§ **Stated goal**
Print the data that follows exactly.

Saved data entries:
== == ==

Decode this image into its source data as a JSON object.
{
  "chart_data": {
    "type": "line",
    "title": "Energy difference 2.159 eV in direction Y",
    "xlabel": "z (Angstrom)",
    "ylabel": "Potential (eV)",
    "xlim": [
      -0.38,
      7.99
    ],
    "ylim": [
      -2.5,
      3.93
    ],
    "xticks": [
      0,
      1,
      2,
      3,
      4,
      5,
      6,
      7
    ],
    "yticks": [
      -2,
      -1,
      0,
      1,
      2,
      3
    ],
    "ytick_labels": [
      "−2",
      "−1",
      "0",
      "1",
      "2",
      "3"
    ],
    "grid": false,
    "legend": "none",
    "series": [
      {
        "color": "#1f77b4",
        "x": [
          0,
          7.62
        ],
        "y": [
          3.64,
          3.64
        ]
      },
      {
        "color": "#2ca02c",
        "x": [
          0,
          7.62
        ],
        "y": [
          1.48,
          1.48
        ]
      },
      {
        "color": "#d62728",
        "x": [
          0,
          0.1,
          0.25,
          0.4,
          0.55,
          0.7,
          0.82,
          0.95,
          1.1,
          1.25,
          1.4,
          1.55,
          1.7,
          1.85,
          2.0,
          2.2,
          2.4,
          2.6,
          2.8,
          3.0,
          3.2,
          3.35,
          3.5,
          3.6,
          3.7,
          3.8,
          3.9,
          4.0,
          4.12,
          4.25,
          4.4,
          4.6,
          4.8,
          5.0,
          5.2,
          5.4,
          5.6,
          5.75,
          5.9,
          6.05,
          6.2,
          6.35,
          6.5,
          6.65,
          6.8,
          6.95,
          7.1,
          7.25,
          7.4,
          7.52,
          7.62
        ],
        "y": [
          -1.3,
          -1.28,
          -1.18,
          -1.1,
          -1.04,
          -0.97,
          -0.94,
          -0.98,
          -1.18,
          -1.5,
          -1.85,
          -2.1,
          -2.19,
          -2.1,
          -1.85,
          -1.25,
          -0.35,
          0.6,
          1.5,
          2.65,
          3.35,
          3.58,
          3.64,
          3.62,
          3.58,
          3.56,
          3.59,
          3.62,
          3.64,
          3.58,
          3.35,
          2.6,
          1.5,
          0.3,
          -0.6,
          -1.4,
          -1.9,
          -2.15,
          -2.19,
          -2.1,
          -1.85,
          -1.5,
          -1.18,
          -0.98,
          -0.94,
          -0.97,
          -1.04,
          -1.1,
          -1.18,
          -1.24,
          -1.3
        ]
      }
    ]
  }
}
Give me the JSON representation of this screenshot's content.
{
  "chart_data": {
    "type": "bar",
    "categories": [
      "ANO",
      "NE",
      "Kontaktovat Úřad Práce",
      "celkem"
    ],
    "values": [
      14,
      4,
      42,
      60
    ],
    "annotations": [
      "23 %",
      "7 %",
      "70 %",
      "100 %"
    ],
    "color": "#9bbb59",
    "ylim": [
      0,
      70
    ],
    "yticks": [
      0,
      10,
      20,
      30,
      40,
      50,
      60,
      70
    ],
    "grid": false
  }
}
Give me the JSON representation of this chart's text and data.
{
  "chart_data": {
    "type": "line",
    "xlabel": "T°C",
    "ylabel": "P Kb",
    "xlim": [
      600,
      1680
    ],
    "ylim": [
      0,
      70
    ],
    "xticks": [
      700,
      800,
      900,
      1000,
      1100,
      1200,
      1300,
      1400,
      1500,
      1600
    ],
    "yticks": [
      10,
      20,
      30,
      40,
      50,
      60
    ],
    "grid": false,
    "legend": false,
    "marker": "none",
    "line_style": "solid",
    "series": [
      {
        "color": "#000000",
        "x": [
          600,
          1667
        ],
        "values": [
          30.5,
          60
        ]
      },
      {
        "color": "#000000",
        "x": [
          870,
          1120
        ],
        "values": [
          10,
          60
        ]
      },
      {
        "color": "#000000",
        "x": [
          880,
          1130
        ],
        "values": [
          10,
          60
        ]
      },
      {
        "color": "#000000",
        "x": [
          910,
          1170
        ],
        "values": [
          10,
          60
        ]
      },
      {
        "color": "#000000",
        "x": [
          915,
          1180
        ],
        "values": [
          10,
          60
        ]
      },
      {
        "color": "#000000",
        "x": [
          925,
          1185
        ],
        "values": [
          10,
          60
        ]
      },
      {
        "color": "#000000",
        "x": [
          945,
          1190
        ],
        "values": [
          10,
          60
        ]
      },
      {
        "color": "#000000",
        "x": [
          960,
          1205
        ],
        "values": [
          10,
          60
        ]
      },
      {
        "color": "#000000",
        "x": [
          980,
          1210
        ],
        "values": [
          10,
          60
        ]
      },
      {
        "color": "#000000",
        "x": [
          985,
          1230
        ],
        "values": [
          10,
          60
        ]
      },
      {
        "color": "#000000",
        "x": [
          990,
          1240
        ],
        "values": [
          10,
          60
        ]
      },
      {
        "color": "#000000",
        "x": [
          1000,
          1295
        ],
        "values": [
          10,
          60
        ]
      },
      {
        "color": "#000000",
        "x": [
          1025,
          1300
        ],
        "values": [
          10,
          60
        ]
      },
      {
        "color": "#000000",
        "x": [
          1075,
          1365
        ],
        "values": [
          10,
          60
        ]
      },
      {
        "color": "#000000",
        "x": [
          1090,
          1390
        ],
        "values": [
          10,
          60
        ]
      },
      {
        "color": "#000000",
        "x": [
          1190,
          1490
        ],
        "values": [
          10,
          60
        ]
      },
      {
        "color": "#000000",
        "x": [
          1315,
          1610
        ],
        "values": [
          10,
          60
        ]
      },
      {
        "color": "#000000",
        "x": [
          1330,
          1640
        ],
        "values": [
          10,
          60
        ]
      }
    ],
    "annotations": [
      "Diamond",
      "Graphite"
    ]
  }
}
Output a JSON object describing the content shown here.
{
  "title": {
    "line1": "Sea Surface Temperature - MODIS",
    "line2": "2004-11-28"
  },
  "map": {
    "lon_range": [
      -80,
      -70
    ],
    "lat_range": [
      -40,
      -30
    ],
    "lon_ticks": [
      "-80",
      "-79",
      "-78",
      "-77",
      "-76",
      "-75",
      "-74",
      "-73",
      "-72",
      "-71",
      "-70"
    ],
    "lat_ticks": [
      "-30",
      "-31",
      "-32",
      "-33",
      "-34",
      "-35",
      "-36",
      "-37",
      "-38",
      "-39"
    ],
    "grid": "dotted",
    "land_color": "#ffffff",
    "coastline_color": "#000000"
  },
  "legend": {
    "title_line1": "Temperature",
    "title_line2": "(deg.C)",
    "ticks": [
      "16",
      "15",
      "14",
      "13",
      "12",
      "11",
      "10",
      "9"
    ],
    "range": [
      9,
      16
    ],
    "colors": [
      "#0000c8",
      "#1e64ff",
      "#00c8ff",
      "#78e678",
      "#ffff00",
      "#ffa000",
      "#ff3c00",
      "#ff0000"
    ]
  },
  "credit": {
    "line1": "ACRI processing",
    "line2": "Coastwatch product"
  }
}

== == ==

§ **Problem solution**
Decode this image into its source data as a JSON object.
{
  "chart_data": {
    "type": "line",
    "title": "Energy difference 2.159 eV in direction Y",
    "xlabel": "z (Angstrom)",
    "ylabel": "Potential (eV)",
    "xlim": [
      -0.38,
      7.99
    ],
    "ylim": [
      -2.5,
      3.93
    ],
    "xticks": [
      0,
      1,
      2,
      3,
      4,
      5,
      6,
      7
    ],
    "yticks": [
      -2,
      -1,
      0,
      1,
      2,
      3
    ],
    "ytick_labels": [
      "−2",
      "−1",
      "0",
      "1",
      "2",
      "3"
    ],
    "grid": false,
    "legend": "none",
    "series": [
      {
        "color": "#1f77b4",
        "x": [
          0,
          7.62
        ],
        "y": [
          3.64,
          3.64
        ]
      },
      {
        "color": "#2ca02c",
        "x": [
          0,
          7.62
        ],
        "y": [
          1.48,
          1.48
        ]
      },
      {
        "color": "#d62728",
        "x": [
          0,
          0.1,
          0.25,
          0.4,
          0.55,
          0.7,
          0.82,
          0.95,
          1.1,
          1.25,
          1.4,
          1.55,
          1.7,
          1.85,
          2.0,
          2.2,
          2.4,
          2.6,
          2.8,
          3.0,
          3.2,
          3.35,
          3.5,
          3.6,
          3.7,
          3.8,
          3.9,
          4.0,
          4.12,
          4.25,
          4.4,
          4.6,
          4.8,
          5.0,
          5.2,
          5.4,
          5.6,
          5.75,
          5.9,
          6.05,
          6.2,
          6.35,
          6.5,
          6.65,
          6.8,
          6.95,
          7.1,
          7.25,
          7.4,
          7.52,
          7.62
        ],
        "y": [
          -1.3,
          -1.28,
          -1.18,
          -1.1,
          -1.04,
          -0.97,
          -0.94,
          -0.98,
          -1.18,
          -1.5,
          -1.85,
          -2.1,
          -2.19,
          -2.1,
          -1.85,
          -1.25,
          -0.35,
          0.6,
          1.5,
          2.65,
          3.35,
          3.58,
          3.64,
          3.62,
          3.58,
          3.56,
          3.59,
          3.62,
          3.64,
          3.58,
          3.35,
          2.6,
          1.5,
          0.3,
          -0.6,
          -1.4,
          -1.9,
          -2.15,
          -2.19,
          -2.1,
          -1.85,
          -1.5,
          -1.18,
          -0.98,
          -0.94,
          -0.97,
          -1.04,
          -1.1,
          -1.18,
          -1.24,
          -1.3
        ]
      }
    ]
  }
}
Give me the JSON representation of this screenshot's content.
{
  "chart_data": {
    "type": "bar",
    "categories": [
      "ANO",
      "NE",
      "Kontaktovat Úřad Práce",
      "celkem"
    ],
    "values": [
      14,
      4,
      42,
      60
    ],
    "annotations": [
      "23 %",
      "7 %",
      "70 %",
      "100 %"
    ],
    "color": "#9bbb59",
    "ylim": [
      0,
      70
    ],
    "yticks": [
      0,
      10,
      20,
      30,
      40,
      50,
      60,
      70
    ],
    "grid": false
  }
}
Give me the JSON representation of this chart's text and data.
{
  "chart_data": {
    "type": "line",
    "xlabel": "T°C",
    "ylabel": "P Kb",
    "xlim": [
      600,
      1680
    ],
    "ylim": [
      0,
      70
    ],
    "xticks": [
      700,
      800,
      900,
      1000,
      1100,
      1200,
      1300,
      1400,
      1500,
      1600
    ],
    "yticks": [
      10,
      20,
      30,
      40,
      50,
      60
    ],
    "grid": false,
    "legend": false,
    "marker": "none",
    "line_style": "solid",
    "series": [
      {
        "color": "#000000",
        "x": [
          600,
          1667
        ],
        "values": [
          30.5,
          60
        ]
      },
      {
        "color": "#000000",
        "x": [
          870,
          1120
        ],
        "values": [
          10,
          60
        ]
      },
      {
        "color": "#000000",
        "x": [
          880,
          1130
        ],
        "values": [
          10,
          60
        ]
      },
      {
        "color": "#000000",
        "x": [
          910,
          1170
        ],
        "values": [
          10,
          60
        ]
      },
      {
        "color": "#000000",
        "x": [
          915,
          1180
        ],
        "values": [
          10,
          60
        ]
      },
      {
        "color": "#000000",
        "x": [
          925,
          1185
        ],
        "values": [
          10,
          60
        ]
      },
      {
        "color": "#000000",
        "x": [
          945,
          1190
        ],
        "values": [
          10,
          60
        ]
      },
      {
        "color": "#000000",
        "x": [
          960,
          1205
        ],
        "values": [
          10,
          60
        ]
      },
      {
        "color": "#000000",
        "x": [
          980,
          1210
        ],
        "values": [
          10,
          60
        ]
      },
      {
        "color": "#000000",
        "x": [
          985,
          1230
        ],
        "values": [
          10,
          60
        ]
      },
      {
        "color": "#000000",
        "x": [
          990,
          1240
        ],
        "values": [
          10,
          60
        ]
      },
      {
        "color": "#000000",
        "x": [
          1000,
          1295
        ],
        "values": [
          10,
          60
        ]
      },
      {
        "color": "#000000",
        "x": [
          1025,
          1300
        ],
        "values": [
          10,
          60
        ]
      },
      {
        "color": "#000000",
        "x": [
          1075,
          1365
        ],
        "values": [
          10,
          60
        ]
      },
      {
        "color": "#000000",
        "x": [
          1090,
          1390
        ],
        "values": [
          10,
          60
        ]
      },
      {
        "color": "#000000",
        "x": [
          1190,
          1490
        ],
        "values": [
          10,
          60
        ]
      },
      {
        "color": "#000000",
        "x": [
          1315,
          1610
        ],
        "values": [
          10,
          60
        ]
      },
      {
        "color": "#000000",
        "x": [
          1330,
          1640
        ],
        "values": [
          10,
          60
        ]
      }
    ],
    "annotations": [
      "Diamond",
      "Graphite"
    ]
  }
}
Output a JSON object describing the content shown here.
{
  "title": {
    "line1": "Sea Surface Temperature - MODIS",
    "line2": "2004-11-28"
  },
  "map": {
    "lon_range": [
      -80,
      -70
    ],
    "lat_range": [
      -40,
      -30
    ],
    "lon_ticks": [
      "-80",
      "-79",
      "-78",
      "-77",
      "-76",
      "-75",
      "-74",
      "-73",
      "-72",
      "-71",
      "-70"
    ],
    "lat_ticks": [
      "-30",
      "-31",
      "-32",
      "-33",
      "-34",
      "-35",
      "-36",
      "-37",
      "-38",
      "-39"
    ],
    "grid": "dotted",
    "land_color": "#ffffff",
    "coastline_color": "#000000"
  },
  "legend": {
    "title_line1": "Temperature",
    "title_line2": "(deg.C)",
    "ticks": [
      "16",
      "15",
      "14",
      "13",
      "12",
      "11",
      "10",
      "9"
    ],
    "range": [
      9,
      16
    ],
    "colors": [
      "#0000c8",
      "#1e64ff",
      "#00c8ff",
      "#78e678",
      "#ffff00",
      "#ffa000",
      "#ff3c00",
      "#ff0000"
    ]
  },
  "credit": {
    "line1": "ACRI processing",
    "line2": "Coastwatch product"
  }
}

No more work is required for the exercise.